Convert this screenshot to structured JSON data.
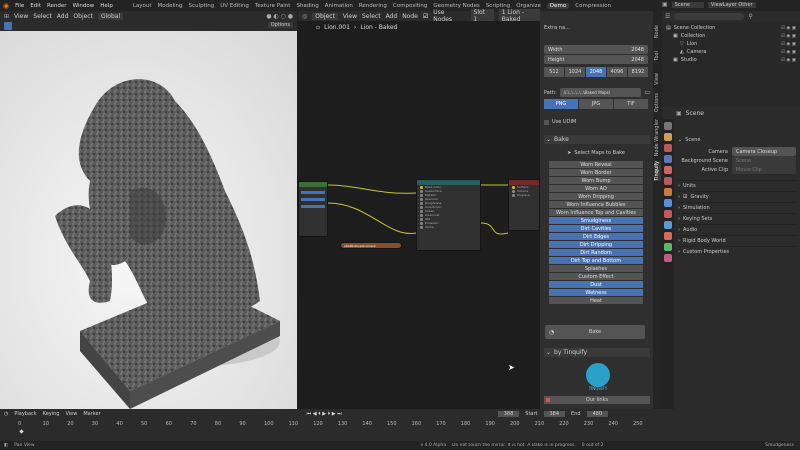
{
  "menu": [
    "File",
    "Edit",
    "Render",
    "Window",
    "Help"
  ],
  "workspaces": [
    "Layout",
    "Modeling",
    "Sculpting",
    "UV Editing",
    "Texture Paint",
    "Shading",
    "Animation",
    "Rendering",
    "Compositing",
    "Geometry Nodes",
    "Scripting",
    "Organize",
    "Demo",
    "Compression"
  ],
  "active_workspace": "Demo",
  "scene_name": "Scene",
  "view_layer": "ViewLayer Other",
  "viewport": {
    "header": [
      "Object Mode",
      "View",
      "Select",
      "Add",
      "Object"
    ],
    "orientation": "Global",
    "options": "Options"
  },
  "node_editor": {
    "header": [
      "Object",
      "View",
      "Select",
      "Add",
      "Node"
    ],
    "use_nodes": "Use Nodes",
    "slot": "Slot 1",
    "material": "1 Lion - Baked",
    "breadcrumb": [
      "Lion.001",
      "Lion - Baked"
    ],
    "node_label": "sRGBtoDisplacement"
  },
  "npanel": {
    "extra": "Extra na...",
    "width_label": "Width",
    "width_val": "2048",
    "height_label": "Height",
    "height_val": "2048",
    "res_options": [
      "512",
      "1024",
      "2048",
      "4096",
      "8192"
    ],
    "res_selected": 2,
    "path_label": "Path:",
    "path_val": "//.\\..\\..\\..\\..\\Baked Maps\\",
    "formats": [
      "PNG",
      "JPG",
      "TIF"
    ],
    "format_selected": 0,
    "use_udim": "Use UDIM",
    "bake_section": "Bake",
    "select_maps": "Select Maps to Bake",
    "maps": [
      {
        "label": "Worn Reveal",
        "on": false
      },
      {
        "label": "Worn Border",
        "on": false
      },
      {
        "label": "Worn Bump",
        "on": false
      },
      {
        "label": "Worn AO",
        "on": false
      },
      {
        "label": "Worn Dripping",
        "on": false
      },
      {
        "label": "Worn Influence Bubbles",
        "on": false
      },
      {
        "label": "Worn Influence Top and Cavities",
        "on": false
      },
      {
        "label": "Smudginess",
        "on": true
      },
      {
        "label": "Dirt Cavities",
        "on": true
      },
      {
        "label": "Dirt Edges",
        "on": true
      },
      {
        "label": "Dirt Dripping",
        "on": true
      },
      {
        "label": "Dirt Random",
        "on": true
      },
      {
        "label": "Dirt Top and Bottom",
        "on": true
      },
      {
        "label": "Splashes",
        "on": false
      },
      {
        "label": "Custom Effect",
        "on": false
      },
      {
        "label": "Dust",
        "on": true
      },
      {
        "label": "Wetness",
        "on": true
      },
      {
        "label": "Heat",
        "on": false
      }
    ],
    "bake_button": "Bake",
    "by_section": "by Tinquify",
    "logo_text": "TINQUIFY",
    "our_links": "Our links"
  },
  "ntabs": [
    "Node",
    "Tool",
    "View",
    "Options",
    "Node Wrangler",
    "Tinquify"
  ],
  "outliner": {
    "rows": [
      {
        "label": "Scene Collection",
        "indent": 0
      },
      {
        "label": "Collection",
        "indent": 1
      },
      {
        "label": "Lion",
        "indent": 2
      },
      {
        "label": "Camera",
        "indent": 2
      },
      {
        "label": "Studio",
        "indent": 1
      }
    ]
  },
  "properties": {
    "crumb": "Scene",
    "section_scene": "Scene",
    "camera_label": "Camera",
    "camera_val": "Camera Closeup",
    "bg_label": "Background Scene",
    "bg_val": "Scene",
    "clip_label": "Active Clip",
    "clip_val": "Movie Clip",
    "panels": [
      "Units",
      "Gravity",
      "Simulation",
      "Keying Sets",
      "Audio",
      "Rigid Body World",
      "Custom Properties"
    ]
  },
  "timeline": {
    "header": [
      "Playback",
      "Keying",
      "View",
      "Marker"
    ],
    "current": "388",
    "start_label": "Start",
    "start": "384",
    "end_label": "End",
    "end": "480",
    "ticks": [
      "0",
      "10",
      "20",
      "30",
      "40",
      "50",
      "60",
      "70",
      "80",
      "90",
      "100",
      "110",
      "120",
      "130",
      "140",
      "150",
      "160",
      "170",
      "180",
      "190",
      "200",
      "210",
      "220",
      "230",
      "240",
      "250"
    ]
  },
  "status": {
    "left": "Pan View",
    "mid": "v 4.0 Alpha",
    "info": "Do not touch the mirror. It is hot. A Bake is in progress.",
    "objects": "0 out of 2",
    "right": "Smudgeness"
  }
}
------------------------------------------------------------
__What the task asks__.
Each record should be copied exactly, and each image left out.

__Reply__.
Convert this screenshot to structured JSON data.
{
  "menu": [
    "File",
    "Edit",
    "Render",
    "Window",
    "Help"
  ],
  "workspaces": [
    "Layout",
    "Modeling",
    "Sculpting",
    "UV Editing",
    "Texture Paint",
    "Shading",
    "Animation",
    "Rendering",
    "Compositing",
    "Geometry Nodes",
    "Scripting",
    "Organize",
    "Demo",
    "Compression"
  ],
  "active_workspace": "Demo",
  "scene_name": "Scene",
  "view_layer": "ViewLayer Other",
  "viewport": {
    "header": [
      "Object Mode",
      "View",
      "Select",
      "Add",
      "Object"
    ],
    "orientation": "Global",
    "options": "Options"
  },
  "node_editor": {
    "header": [
      "Object",
      "View",
      "Select",
      "Add",
      "Node"
    ],
    "use_nodes": "Use Nodes",
    "slot": "Slot 1",
    "material": "1 Lion - Baked",
    "breadcrumb": [
      "Lion.001",
      "Lion - Baked"
    ],
    "node_label": "sRGBtoDisplacement"
  },
  "npanel": {
    "extra": "Extra na...",
    "width_label": "Width",
    "width_val": "2048",
    "height_label": "Height",
    "height_val": "2048",
    "res_options": [
      "512",
      "1024",
      "2048",
      "4096",
      "8192"
    ],
    "res_selected": 2,
    "path_label": "Path:",
    "path_val": "//.\\..\\..\\..\\..\\Baked Maps\\",
    "formats": [
      "PNG",
      "JPG",
      "TIF"
    ],
    "format_selected": 0,
    "use_udim": "Use UDIM",
    "bake_section": "Bake",
    "select_maps": "Select Maps to Bake",
    "maps": [
      {
        "label": "Worn Reveal",
        "on": false
      },
      {
        "label": "Worn Border",
        "on": false
      },
      {
        "label": "Worn Bump",
        "on": false
      },
      {
        "label": "Worn AO",
        "on": false
      },
      {
        "label": "Worn Dripping",
        "on": false
      },
      {
        "label": "Worn Influence Bubbles",
        "on": false
      },
      {
        "label": "Worn Influence Top and Cavities",
        "on": false
      },
      {
        "label": "Smudginess",
        "on": true
      },
      {
        "label": "Dirt Cavities",
        "on": true
      },
      {
        "label": "Dirt Edges",
        "on": true
      },
      {
        "label": "Dirt Dripping",
        "on": true
      },
      {
        "label": "Dirt Random",
        "on": true
      },
      {
        "label": "Dirt Top and Bottom",
        "on": true
      },
      {
        "label": "Splashes",
        "on": false
      },
      {
        "label": "Custom Effect",
        "on": false
      },
      {
        "label": "Dust",
        "on": true
      },
      {
        "label": "Wetness",
        "on": true
      },
      {
        "label": "Heat",
        "on": false
      }
    ],
    "bake_button": "Bake",
    "by_section": "by Tinquify",
    "logo_text": "TINQUIFY",
    "our_links": "Our links"
  },
  "ntabs": [
    "Node",
    "Tool",
    "View",
    "Options",
    "Node Wrangler",
    "Tinquify"
  ],
  "outliner": {
    "rows": [
      {
        "label": "Scene Collection",
        "indent": 0
      },
      {
        "label": "Collection",
        "indent": 1
      },
      {
        "label": "Lion",
        "indent": 2
      },
      {
        "label": "Camera",
        "indent": 2
      },
      {
        "label": "Studio",
        "indent": 1
      }
    ]
  },
  "properties": {
    "crumb": "Scene",
    "section_scene": "Scene",
    "camera_label": "Camera",
    "camera_val": "Camera Closeup",
    "bg_label": "Background Scene",
    "bg_val": "Scene",
    "clip_label": "Active Clip",
    "clip_val": "Movie Clip",
    "panels": [
      "Units",
      "Gravity",
      "Simulation",
      "Keying Sets",
      "Audio",
      "Rigid Body World",
      "Custom Properties"
    ]
  },
  "timeline": {
    "header": [
      "Playback",
      "Keying",
      "View",
      "Marker"
    ],
    "current": "388",
    "start_label": "Start",
    "start": "384",
    "end_label": "End",
    "end": "480",
    "ticks": [
      "0",
      "10",
      "20",
      "30",
      "40",
      "50",
      "60",
      "70",
      "80",
      "90",
      "100",
      "110",
      "120",
      "130",
      "140",
      "150",
      "160",
      "170",
      "180",
      "190",
      "200",
      "210",
      "220",
      "230",
      "240",
      "250"
    ]
  },
  "status": {
    "left": "Pan View",
    "mid": "v 4.0 Alpha",
    "info": "Do not touch the mirror. It is hot. A Bake is in progress.",
    "objects": "0 out of 2",
    "right": "Smudgeness"
  }
}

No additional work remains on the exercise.